- _Data_
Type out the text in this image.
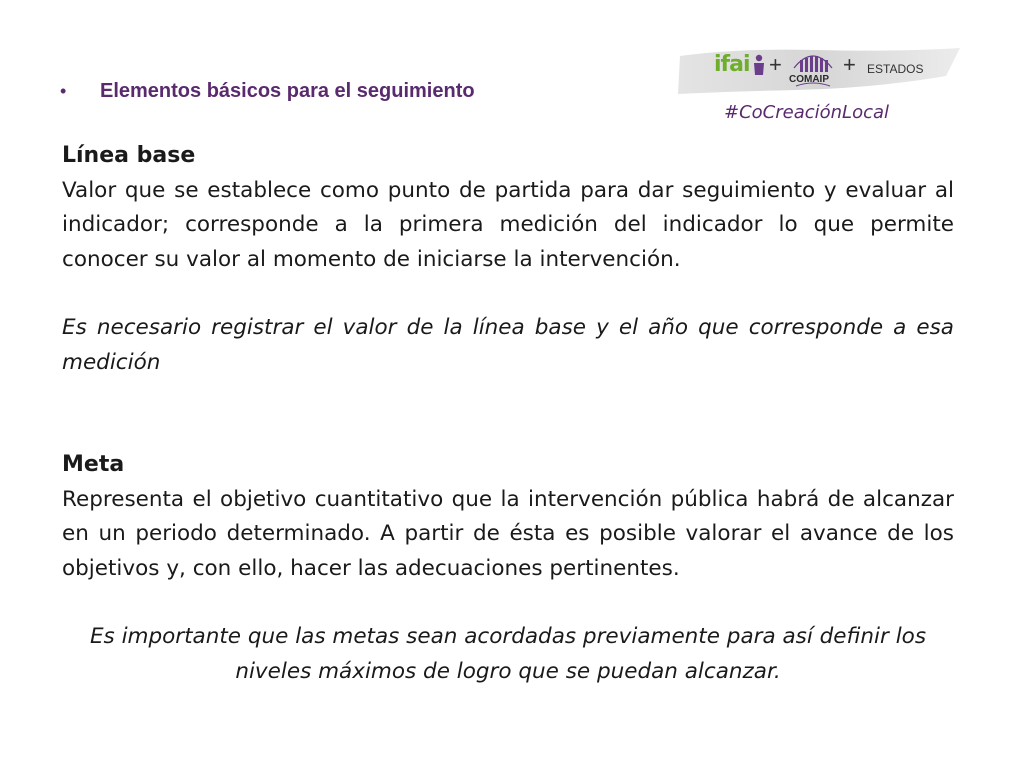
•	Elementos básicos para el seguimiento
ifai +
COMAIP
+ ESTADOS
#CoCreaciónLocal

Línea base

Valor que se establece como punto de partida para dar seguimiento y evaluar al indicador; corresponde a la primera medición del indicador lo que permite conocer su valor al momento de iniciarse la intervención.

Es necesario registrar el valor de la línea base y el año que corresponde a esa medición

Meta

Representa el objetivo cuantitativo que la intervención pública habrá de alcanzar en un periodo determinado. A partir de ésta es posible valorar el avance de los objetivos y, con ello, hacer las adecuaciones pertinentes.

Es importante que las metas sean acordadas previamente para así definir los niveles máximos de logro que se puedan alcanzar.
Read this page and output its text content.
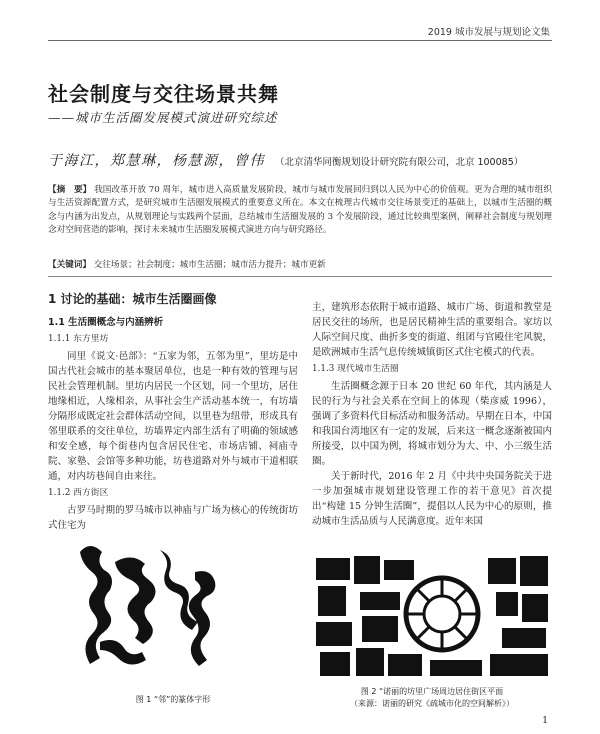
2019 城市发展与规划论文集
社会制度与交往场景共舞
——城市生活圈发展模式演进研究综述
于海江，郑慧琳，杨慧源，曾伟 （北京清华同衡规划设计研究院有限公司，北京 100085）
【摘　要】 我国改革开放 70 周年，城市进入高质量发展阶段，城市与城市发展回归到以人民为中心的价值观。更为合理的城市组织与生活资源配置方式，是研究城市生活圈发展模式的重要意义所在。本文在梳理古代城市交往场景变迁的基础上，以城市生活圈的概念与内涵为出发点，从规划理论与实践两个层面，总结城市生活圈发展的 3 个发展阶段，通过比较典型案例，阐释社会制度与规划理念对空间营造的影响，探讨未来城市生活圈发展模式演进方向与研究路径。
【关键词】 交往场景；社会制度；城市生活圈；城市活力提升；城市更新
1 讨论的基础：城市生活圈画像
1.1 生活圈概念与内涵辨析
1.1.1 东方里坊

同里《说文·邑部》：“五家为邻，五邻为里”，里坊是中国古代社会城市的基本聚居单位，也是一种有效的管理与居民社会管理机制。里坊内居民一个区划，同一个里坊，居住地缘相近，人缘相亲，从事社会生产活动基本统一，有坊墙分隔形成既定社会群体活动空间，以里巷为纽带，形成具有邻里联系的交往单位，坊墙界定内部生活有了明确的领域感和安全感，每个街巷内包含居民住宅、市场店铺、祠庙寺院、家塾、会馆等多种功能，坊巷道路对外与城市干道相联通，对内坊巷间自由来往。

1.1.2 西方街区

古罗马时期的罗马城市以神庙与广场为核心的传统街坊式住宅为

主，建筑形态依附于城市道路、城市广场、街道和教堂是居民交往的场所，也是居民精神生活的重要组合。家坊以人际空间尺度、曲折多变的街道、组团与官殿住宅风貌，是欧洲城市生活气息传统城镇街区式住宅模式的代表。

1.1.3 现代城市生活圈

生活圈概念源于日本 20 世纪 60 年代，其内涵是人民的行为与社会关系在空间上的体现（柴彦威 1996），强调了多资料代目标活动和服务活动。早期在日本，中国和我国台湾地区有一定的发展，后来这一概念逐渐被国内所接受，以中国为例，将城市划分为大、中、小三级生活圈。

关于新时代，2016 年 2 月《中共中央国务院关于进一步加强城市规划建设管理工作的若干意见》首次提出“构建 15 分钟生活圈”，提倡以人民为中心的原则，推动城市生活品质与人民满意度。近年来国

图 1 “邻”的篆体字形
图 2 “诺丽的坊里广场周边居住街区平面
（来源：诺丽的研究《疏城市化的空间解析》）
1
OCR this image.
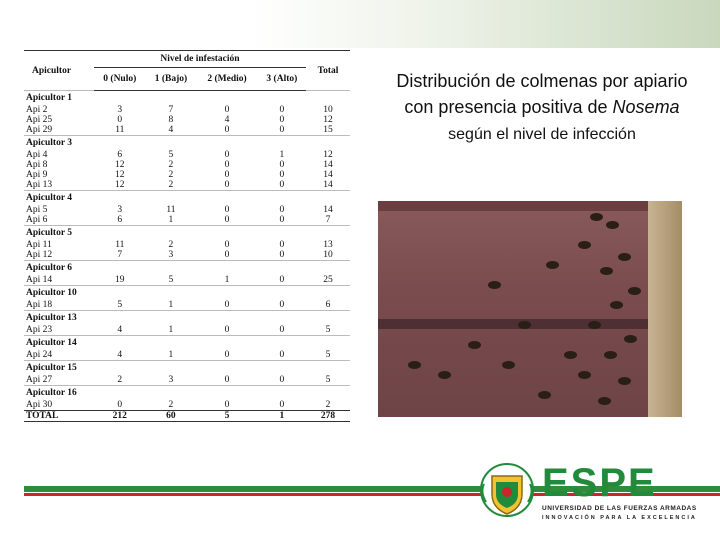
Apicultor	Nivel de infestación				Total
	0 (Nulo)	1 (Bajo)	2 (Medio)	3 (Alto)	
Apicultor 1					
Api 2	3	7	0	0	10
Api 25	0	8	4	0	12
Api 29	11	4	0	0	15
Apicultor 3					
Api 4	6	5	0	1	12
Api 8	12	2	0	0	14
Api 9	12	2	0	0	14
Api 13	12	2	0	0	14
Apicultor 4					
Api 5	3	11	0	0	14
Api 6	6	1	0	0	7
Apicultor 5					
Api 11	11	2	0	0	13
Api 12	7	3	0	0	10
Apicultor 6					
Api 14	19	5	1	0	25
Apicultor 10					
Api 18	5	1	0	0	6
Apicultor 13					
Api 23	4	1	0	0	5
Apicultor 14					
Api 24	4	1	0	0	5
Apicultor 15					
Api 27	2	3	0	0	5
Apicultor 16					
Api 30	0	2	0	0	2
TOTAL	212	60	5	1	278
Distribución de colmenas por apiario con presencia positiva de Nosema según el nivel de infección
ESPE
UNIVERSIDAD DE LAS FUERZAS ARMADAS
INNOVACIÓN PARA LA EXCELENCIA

- _What is expected_
Repeat exactly the lines from the one containing "OCR this image." to the last line of the records above, including both, and leave out any pictures.

- _Answer to this problem_
OCR this image.
Apicultor	Nivel de infestación				Total
	0 (Nulo)	1 (Bajo)	2 (Medio)	3 (Alto)	
Apicultor 1					
Api 2	3	7	0	0	10
Api 25	0	8	4	0	12
Api 29	11	4	0	0	15
Apicultor 3					
Api 4	6	5	0	1	12
Api 8	12	2	0	0	14
Api 9	12	2	0	0	14
Api 13	12	2	0	0	14
Apicultor 4					
Api 5	3	11	0	0	14
Api 6	6	1	0	0	7
Apicultor 5					
Api 11	11	2	0	0	13
Api 12	7	3	0	0	10
Apicultor 6					
Api 14	19	5	1	0	25
Apicultor 10					
Api 18	5	1	0	0	6
Apicultor 13					
Api 23	4	1	0	0	5
Apicultor 14					
Api 24	4	1	0	0	5
Apicultor 15					
Api 27	2	3	0	0	5
Apicultor 16					
Api 30	0	2	0	0	2
TOTAL	212	60	5	1	278
Distribución de colmenas por apiario con presencia positiva de Nosema según el nivel de infección
ESPE
UNIVERSIDAD DE LAS FUERZAS ARMADAS
INNOVACIÓN PARA LA EXCELENCIA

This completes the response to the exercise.